▶ [ENTRIES SHOWN]
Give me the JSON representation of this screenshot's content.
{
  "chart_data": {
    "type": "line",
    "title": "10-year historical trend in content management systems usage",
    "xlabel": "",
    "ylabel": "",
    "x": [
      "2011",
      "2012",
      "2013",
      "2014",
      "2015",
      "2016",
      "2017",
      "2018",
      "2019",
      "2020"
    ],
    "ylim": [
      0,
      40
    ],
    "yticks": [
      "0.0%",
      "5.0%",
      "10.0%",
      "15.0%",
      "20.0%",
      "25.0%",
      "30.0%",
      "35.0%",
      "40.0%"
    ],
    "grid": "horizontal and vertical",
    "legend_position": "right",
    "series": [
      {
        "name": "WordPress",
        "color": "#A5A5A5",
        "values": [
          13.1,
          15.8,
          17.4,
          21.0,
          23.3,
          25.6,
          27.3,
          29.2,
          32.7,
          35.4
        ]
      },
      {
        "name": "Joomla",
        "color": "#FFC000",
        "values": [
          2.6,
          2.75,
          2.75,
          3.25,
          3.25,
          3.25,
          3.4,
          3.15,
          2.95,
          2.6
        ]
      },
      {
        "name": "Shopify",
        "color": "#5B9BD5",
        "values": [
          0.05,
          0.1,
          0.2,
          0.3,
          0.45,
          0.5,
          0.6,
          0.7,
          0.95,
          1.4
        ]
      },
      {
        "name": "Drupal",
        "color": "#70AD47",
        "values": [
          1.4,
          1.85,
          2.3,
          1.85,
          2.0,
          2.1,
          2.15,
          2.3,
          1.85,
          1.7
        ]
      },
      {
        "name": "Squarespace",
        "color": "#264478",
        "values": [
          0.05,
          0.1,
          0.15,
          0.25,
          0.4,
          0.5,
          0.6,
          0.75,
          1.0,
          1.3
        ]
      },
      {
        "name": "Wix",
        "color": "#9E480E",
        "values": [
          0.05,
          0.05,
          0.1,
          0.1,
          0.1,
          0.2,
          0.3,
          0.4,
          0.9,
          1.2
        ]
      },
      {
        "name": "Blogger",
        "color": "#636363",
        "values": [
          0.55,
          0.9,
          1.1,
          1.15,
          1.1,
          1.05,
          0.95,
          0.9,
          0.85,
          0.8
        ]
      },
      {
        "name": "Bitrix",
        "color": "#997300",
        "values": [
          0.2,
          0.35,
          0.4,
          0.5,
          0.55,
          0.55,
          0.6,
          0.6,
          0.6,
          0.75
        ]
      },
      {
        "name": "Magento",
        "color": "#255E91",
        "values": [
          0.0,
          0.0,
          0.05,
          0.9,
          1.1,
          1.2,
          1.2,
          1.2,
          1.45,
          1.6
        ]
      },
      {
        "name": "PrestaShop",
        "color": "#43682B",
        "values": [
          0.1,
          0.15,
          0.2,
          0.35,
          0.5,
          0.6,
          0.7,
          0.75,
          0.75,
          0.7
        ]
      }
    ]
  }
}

▶ [WRITTEN INSTRUCTION] Every line of the records above needs to be given again exactly.

▶ [EXERCISE RESPONSE]
Give me the JSON representation of this screenshot's content.
{
  "chart_data": {
    "type": "line",
    "title": "10-year historical trend in content management systems usage",
    "xlabel": "",
    "ylabel": "",
    "x": [
      "2011",
      "2012",
      "2013",
      "2014",
      "2015",
      "2016",
      "2017",
      "2018",
      "2019",
      "2020"
    ],
    "ylim": [
      0,
      40
    ],
    "yticks": [
      "0.0%",
      "5.0%",
      "10.0%",
      "15.0%",
      "20.0%",
      "25.0%",
      "30.0%",
      "35.0%",
      "40.0%"
    ],
    "grid": "horizontal and vertical",
    "legend_position": "right",
    "series": [
      {
        "name": "WordPress",
        "color": "#A5A5A5",
        "values": [
          13.1,
          15.8,
          17.4,
          21.0,
          23.3,
          25.6,
          27.3,
          29.2,
          32.7,
          35.4
        ]
      },
      {
        "name": "Joomla",
        "color": "#FFC000",
        "values": [
          2.6,
          2.75,
          2.75,
          3.25,
          3.25,
          3.25,
          3.4,
          3.15,
          2.95,
          2.6
        ]
      },
      {
        "name": "Shopify",
        "color": "#5B9BD5",
        "values": [
          0.05,
          0.1,
          0.2,
          0.3,
          0.45,
          0.5,
          0.6,
          0.7,
          0.95,
          1.4
        ]
      },
      {
        "name": "Drupal",
        "color": "#70AD47",
        "values": [
          1.4,
          1.85,
          2.3,
          1.85,
          2.0,
          2.1,
          2.15,
          2.3,
          1.85,
          1.7
        ]
      },
      {
        "name": "Squarespace",
        "color": "#264478",
        "values": [
          0.05,
          0.1,
          0.15,
          0.25,
          0.4,
          0.5,
          0.6,
          0.75,
          1.0,
          1.3
        ]
      },
      {
        "name": "Wix",
        "color": "#9E480E",
        "values": [
          0.05,
          0.05,
          0.1,
          0.1,
          0.1,
          0.2,
          0.3,
          0.4,
          0.9,
          1.2
        ]
      },
      {
        "name": "Blogger",
        "color": "#636363",
        "values": [
          0.55,
          0.9,
          1.1,
          1.15,
          1.1,
          1.05,
          0.95,
          0.9,
          0.85,
          0.8
        ]
      },
      {
        "name": "Bitrix",
        "color": "#997300",
        "values": [
          0.2,
          0.35,
          0.4,
          0.5,
          0.55,
          0.55,
          0.6,
          0.6,
          0.6,
          0.75
        ]
      },
      {
        "name": "Magento",
        "color": "#255E91",
        "values": [
          0.0,
          0.0,
          0.05,
          0.9,
          1.1,
          1.2,
          1.2,
          1.2,
          1.45,
          1.6
        ]
      },
      {
        "name": "PrestaShop",
        "color": "#43682B",
        "values": [
          0.1,
          0.15,
          0.2,
          0.35,
          0.5,
          0.6,
          0.7,
          0.75,
          0.75,
          0.7
        ]
      }
    ]
  }
}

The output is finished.